— WORK TO COMPLETE —
Make an exact transcription of the material, leaving out all images.

— RAW RECORDS —
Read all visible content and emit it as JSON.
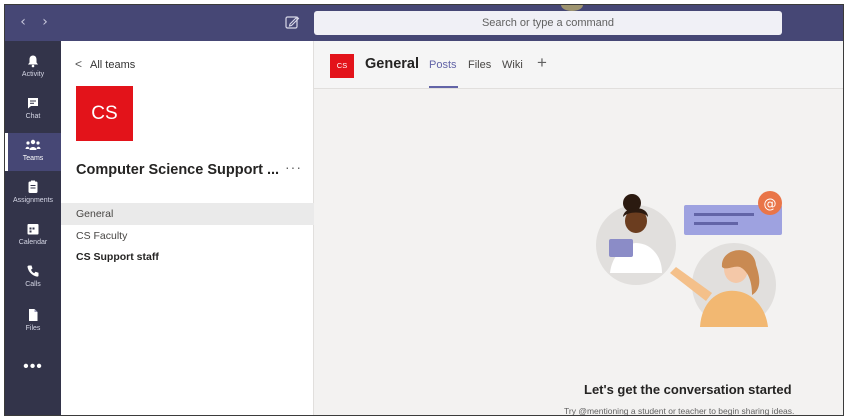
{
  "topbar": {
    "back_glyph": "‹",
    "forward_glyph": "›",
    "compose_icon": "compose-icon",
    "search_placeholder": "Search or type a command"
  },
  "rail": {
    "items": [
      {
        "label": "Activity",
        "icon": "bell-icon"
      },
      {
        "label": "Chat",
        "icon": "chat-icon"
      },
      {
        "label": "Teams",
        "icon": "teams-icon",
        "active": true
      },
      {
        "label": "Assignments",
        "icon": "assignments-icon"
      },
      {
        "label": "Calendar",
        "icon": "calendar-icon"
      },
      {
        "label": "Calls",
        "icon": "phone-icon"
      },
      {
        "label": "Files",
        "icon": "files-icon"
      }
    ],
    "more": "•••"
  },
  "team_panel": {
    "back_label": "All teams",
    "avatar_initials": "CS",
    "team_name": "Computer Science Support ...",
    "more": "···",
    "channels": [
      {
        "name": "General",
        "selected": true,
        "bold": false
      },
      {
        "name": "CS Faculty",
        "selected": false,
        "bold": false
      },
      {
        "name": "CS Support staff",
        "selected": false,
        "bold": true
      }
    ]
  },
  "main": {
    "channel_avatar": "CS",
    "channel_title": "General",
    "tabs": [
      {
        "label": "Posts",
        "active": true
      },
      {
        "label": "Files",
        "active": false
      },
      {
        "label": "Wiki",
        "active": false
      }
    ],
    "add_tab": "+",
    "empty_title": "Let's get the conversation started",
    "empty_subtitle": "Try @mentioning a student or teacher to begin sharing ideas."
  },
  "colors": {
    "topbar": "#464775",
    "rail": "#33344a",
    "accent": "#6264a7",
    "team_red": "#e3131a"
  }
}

— WRITTEN SOLUTION —
Read all visible content and emit it as JSON.
{
  "topbar": {
    "back_glyph": "‹",
    "forward_glyph": "›",
    "compose_icon": "compose-icon",
    "search_placeholder": "Search or type a command"
  },
  "rail": {
    "items": [
      {
        "label": "Activity",
        "icon": "bell-icon"
      },
      {
        "label": "Chat",
        "icon": "chat-icon"
      },
      {
        "label": "Teams",
        "icon": "teams-icon",
        "active": true
      },
      {
        "label": "Assignments",
        "icon": "assignments-icon"
      },
      {
        "label": "Calendar",
        "icon": "calendar-icon"
      },
      {
        "label": "Calls",
        "icon": "phone-icon"
      },
      {
        "label": "Files",
        "icon": "files-icon"
      }
    ],
    "more": "•••"
  },
  "team_panel": {
    "back_label": "All teams",
    "avatar_initials": "CS",
    "team_name": "Computer Science Support ...",
    "more": "···",
    "channels": [
      {
        "name": "General",
        "selected": true,
        "bold": false
      },
      {
        "name": "CS Faculty",
        "selected": false,
        "bold": false
      },
      {
        "name": "CS Support staff",
        "selected": false,
        "bold": true
      }
    ]
  },
  "main": {
    "channel_avatar": "CS",
    "channel_title": "General",
    "tabs": [
      {
        "label": "Posts",
        "active": true
      },
      {
        "label": "Files",
        "active": false
      },
      {
        "label": "Wiki",
        "active": false
      }
    ],
    "add_tab": "+",
    "empty_title": "Let's get the conversation started",
    "empty_subtitle": "Try @mentioning a student or teacher to begin sharing ideas."
  },
  "colors": {
    "topbar": "#464775",
    "rail": "#33344a",
    "accent": "#6264a7",
    "team_red": "#e3131a"
  }
}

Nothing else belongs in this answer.